Element box items:
»»
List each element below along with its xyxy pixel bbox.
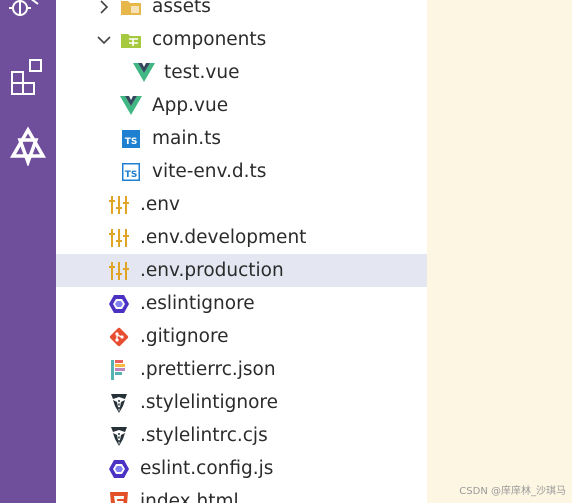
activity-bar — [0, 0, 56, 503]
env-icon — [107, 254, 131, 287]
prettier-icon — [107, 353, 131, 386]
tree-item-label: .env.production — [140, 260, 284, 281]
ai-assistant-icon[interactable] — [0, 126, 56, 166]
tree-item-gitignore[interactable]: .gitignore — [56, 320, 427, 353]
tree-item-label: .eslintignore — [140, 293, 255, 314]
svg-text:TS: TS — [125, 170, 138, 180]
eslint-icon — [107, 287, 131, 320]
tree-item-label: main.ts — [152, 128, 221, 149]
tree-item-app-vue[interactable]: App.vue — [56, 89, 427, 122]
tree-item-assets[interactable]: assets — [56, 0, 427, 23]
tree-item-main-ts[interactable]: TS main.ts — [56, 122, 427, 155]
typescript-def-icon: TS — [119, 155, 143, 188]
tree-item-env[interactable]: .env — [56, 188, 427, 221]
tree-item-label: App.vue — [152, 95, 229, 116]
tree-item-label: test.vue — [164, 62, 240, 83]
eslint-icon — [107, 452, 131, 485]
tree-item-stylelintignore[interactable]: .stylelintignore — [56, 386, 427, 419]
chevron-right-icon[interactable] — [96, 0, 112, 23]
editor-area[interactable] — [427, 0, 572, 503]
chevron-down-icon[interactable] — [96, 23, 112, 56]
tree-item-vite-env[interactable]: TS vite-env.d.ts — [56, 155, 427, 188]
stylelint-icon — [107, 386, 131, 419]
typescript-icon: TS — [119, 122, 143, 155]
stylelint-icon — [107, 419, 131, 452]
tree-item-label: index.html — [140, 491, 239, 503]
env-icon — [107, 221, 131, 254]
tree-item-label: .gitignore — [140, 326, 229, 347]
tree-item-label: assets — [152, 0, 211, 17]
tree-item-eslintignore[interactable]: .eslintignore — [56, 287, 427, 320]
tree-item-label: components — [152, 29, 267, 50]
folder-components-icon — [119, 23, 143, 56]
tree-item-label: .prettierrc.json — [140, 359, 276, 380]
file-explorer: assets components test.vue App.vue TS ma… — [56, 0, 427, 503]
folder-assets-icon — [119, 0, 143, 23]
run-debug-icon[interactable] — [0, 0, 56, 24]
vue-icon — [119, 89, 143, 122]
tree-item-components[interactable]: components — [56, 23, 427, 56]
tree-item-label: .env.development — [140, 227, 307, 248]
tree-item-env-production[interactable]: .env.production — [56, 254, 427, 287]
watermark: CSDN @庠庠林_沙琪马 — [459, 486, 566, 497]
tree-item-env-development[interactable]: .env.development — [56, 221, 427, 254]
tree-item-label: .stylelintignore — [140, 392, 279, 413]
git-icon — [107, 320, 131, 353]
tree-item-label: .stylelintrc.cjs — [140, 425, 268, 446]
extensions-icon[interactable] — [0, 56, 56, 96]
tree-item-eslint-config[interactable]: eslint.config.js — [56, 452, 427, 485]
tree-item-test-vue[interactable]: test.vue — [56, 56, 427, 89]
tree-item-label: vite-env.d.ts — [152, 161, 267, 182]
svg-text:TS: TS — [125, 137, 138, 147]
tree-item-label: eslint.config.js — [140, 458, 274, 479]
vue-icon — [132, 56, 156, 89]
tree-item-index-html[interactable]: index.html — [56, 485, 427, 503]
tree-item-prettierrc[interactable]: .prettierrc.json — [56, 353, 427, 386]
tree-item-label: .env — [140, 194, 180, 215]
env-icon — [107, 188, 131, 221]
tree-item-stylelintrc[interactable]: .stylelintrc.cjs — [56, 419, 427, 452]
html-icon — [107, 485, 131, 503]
««
From the line containing "activity-bar — [0, 0, 56, 503]" to the line containing "tree-item-main-ts[interactable]: TS main.ts", give those lines as a numbered list, leaving out any blank lines.

> _Final result_
1. activity-bar — [0, 0, 56, 503]
2. env-icon — [107, 254, 131, 287]
3. prettier-icon — [107, 353, 131, 386]
4. tree-item-label: .env.production — [140, 260, 284, 281]
5. ai-assistant-icon[interactable] — [0, 126, 56, 166]
6. tree-item-gitignore[interactable]: .gitignore — [56, 320, 427, 353]
7. tree-item-label: .eslintignore — [140, 293, 255, 314]
8. svg-text:TS: TS — [125, 170, 138, 180]
9. eslint-icon — [107, 287, 131, 320]
10. tree-item-label: main.ts — [152, 128, 221, 149]
11. tree-item-app-vue[interactable]: App.vue — [56, 89, 427, 122]
12. tree-item-assets[interactable]: assets — [56, 0, 427, 23]
13. tree-item-main-ts[interactable]: TS main.ts — [56, 122, 427, 155]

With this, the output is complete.